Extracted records
-- START --
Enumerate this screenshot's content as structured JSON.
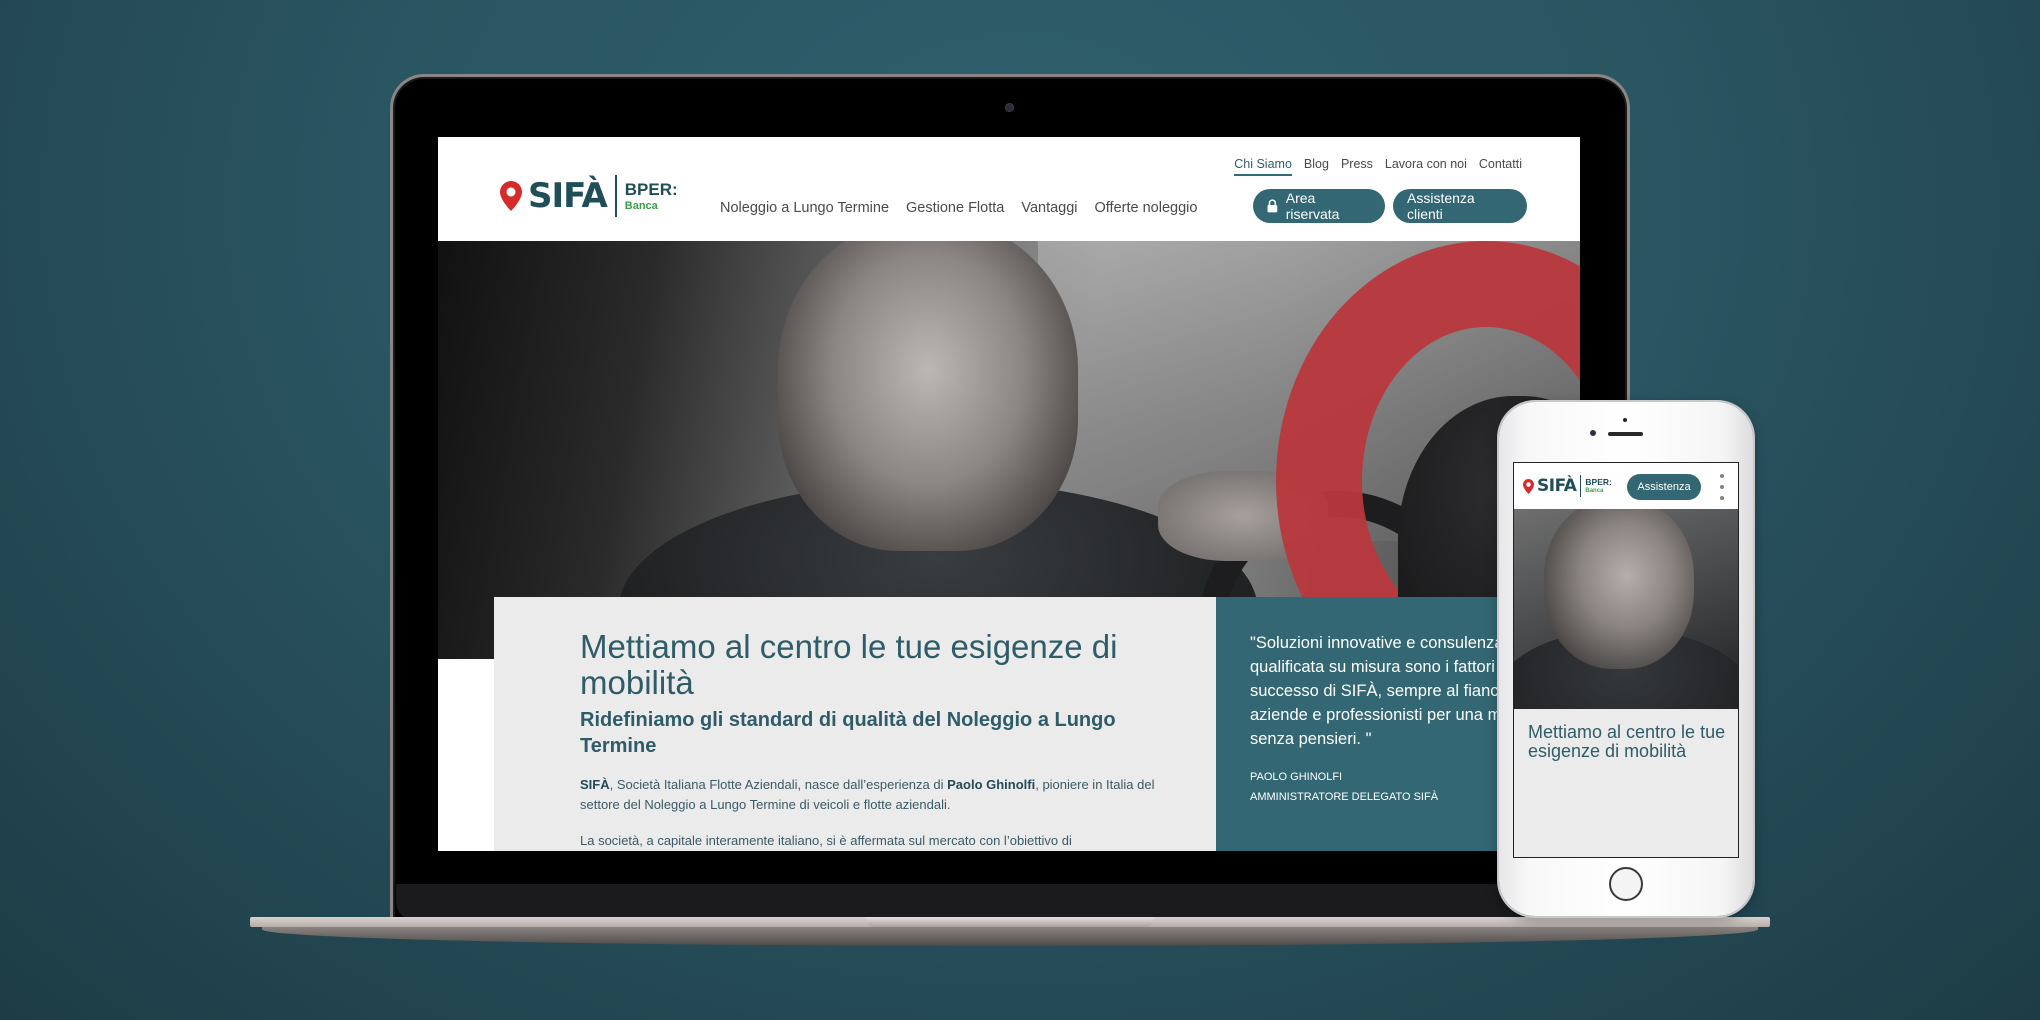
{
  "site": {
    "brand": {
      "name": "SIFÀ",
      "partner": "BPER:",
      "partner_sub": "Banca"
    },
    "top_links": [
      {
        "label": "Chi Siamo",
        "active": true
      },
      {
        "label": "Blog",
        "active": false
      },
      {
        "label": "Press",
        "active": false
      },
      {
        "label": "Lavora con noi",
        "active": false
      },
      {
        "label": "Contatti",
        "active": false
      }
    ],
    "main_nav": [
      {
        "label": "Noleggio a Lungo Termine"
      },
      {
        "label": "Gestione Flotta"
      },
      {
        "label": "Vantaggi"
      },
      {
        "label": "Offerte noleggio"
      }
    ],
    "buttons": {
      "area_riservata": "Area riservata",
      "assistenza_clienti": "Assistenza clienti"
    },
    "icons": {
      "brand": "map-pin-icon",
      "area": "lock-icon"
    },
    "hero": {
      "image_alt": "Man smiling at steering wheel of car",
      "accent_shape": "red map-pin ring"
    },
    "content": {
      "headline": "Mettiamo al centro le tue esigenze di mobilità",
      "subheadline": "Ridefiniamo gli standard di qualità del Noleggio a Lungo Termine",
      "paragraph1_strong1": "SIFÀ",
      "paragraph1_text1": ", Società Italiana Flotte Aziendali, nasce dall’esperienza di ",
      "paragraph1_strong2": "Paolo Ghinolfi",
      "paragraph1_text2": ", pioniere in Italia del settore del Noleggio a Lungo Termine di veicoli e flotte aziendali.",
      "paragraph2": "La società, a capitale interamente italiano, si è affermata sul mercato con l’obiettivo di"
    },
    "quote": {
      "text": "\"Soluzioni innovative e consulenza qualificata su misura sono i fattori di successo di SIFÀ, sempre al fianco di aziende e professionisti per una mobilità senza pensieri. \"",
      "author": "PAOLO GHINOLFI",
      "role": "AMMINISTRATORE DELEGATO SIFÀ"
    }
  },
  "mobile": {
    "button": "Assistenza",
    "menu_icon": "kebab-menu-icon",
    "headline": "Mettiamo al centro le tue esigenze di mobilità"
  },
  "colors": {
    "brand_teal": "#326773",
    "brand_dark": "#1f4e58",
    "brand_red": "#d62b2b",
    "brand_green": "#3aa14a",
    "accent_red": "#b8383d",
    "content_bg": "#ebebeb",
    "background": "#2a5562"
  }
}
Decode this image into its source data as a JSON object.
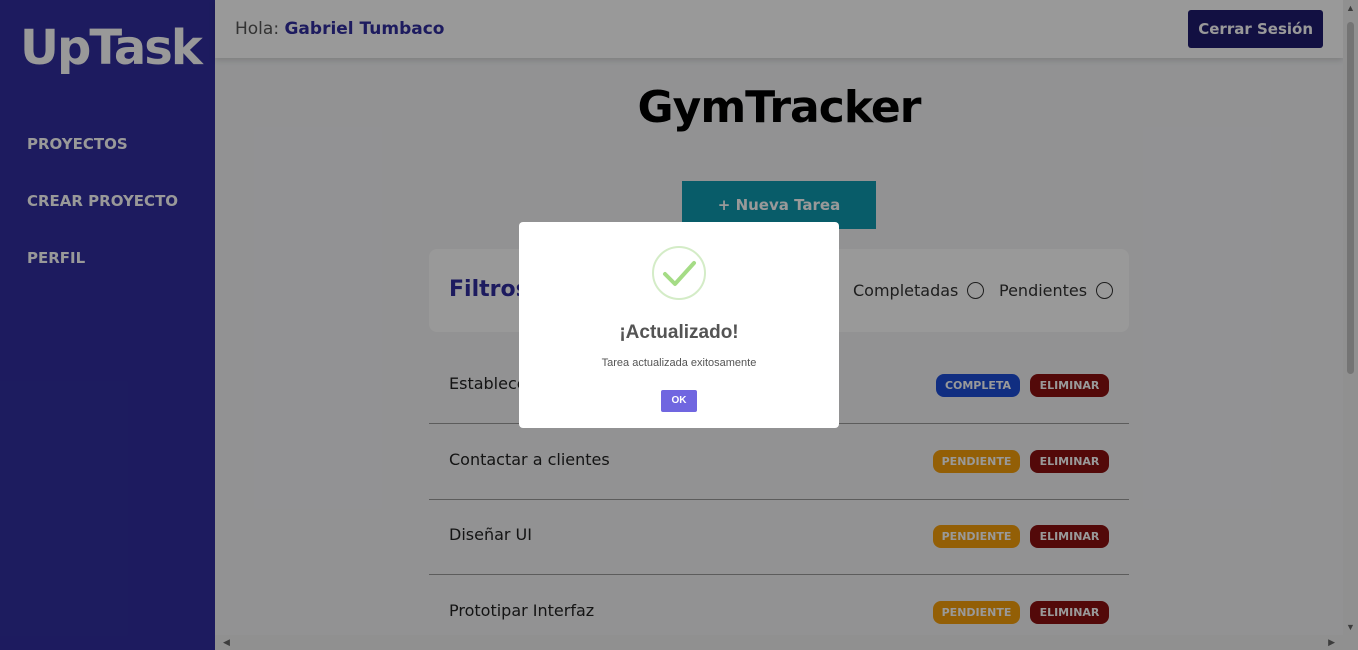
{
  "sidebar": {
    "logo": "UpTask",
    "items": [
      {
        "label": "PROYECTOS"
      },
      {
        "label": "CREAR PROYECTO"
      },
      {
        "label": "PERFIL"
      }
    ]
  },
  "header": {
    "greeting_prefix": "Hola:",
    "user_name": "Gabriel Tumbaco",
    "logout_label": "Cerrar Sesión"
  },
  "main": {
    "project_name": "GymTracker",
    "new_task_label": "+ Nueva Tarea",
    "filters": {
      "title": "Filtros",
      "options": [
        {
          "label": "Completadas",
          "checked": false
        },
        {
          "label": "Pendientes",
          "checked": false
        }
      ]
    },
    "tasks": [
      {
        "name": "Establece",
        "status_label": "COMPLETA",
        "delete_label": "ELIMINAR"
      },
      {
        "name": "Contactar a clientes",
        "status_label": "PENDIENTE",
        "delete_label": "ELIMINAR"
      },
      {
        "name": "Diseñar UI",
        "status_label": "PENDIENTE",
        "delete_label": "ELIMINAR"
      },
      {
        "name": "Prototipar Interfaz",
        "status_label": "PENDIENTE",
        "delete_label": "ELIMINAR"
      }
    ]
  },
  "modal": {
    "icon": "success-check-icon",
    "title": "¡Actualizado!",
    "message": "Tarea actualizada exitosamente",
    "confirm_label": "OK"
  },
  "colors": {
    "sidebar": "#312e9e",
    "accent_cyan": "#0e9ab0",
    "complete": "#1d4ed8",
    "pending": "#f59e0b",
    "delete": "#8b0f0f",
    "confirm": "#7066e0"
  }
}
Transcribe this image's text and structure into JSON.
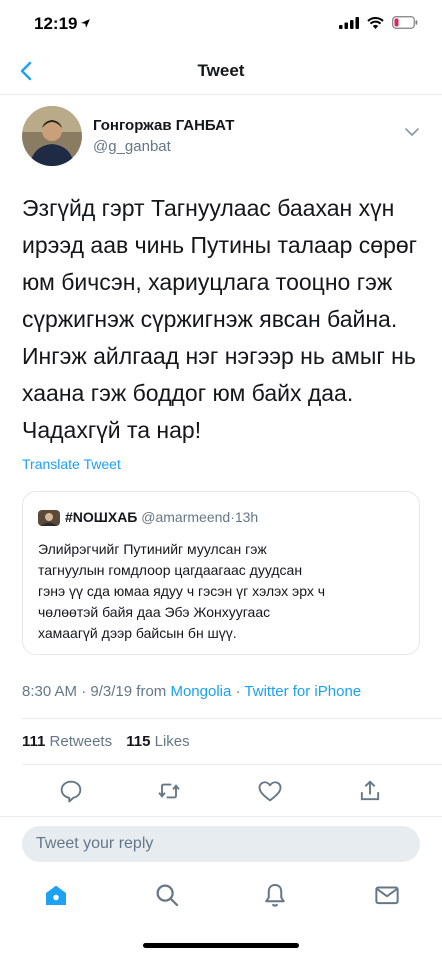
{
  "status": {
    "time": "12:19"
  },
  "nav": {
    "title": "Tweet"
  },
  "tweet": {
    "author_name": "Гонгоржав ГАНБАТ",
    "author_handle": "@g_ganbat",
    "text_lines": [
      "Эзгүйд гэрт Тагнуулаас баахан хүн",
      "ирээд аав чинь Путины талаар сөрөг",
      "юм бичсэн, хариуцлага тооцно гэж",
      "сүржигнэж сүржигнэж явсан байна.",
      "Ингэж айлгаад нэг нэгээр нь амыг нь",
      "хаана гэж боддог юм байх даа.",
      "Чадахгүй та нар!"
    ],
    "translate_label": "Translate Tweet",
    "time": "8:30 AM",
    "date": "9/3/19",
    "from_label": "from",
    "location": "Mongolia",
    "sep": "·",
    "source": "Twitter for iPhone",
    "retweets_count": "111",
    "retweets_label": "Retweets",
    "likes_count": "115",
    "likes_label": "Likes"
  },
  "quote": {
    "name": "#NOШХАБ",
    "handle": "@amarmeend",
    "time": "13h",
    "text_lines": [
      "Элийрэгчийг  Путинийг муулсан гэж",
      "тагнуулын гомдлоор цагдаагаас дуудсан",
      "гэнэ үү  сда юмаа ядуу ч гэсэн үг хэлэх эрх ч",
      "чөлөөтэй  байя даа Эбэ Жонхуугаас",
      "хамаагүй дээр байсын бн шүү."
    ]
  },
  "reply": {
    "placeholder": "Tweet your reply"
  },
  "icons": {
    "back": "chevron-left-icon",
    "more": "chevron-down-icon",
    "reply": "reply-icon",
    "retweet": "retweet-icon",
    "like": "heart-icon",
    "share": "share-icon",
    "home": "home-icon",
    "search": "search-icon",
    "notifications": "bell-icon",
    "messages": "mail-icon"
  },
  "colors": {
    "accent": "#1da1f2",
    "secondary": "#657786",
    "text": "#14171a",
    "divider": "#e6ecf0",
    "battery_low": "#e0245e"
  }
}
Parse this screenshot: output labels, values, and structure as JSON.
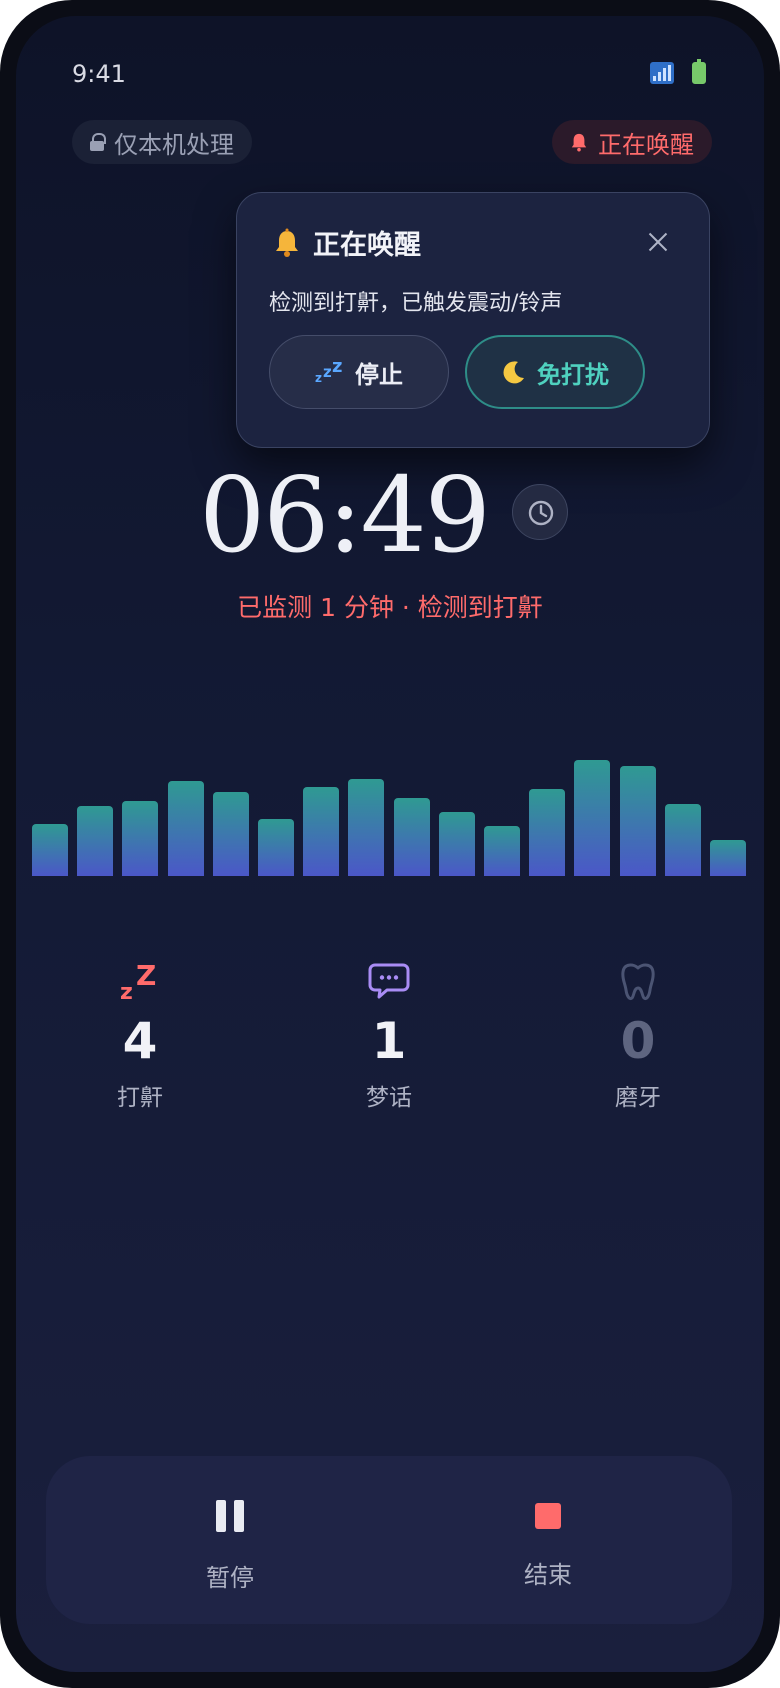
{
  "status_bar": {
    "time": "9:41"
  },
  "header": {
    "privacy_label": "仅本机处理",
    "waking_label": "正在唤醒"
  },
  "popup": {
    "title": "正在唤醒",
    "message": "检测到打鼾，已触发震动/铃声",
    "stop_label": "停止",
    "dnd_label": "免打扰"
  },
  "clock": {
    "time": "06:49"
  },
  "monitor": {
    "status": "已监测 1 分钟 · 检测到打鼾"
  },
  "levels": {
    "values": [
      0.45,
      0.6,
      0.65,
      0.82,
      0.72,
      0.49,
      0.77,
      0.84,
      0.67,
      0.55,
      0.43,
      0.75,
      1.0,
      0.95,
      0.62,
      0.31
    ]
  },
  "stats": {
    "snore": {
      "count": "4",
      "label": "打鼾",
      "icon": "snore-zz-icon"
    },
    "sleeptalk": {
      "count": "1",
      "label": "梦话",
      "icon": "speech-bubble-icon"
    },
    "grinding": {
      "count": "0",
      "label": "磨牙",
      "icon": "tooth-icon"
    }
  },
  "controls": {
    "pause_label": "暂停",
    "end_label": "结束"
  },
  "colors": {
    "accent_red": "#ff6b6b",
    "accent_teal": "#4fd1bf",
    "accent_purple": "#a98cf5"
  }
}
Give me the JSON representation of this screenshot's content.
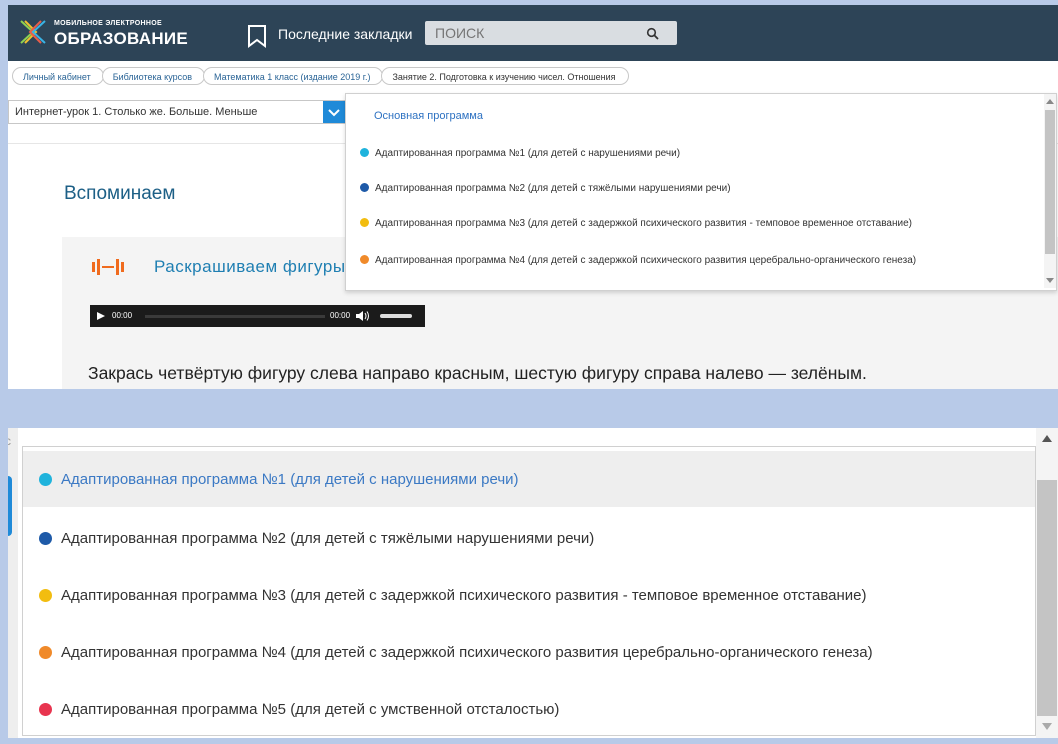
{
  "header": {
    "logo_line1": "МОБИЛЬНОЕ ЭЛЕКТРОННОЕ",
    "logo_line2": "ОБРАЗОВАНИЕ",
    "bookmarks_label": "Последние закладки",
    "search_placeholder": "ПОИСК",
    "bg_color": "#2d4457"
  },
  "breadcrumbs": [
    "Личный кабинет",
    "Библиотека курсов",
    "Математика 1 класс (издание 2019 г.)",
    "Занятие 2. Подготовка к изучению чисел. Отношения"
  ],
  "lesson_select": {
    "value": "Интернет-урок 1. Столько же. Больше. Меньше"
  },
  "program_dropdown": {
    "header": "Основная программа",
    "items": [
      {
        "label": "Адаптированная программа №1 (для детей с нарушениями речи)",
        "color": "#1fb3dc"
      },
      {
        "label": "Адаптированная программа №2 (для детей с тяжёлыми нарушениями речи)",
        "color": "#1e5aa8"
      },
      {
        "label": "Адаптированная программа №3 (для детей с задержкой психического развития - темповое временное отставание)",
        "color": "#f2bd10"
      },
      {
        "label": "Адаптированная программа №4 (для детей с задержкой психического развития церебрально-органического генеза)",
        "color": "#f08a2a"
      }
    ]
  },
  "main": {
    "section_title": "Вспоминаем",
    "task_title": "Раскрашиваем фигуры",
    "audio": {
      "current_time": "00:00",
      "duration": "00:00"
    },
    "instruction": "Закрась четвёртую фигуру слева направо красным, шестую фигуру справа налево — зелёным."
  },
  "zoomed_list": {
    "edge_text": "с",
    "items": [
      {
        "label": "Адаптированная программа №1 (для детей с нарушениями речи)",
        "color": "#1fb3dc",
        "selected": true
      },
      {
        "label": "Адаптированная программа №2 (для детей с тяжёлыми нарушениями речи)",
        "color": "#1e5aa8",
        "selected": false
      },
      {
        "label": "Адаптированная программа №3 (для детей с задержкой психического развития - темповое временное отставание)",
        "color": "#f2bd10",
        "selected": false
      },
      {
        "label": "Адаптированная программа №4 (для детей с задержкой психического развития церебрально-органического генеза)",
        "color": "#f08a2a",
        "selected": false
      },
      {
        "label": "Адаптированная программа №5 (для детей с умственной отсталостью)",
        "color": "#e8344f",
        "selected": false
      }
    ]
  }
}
-- END --
* [TASK PROMPT]: Copy out each line of the entries that holds "JSON".

* [RESULT FOR THIS TASK]:
Enumerate this screenshot's content as structured JSON.
Decode this image into its source data as a JSON object.
Transcribe this image's text and structure into JSON.
Parse this screenshot: output labels, values, and structure as JSON.
Give me the JSON representation of this screenshot's content.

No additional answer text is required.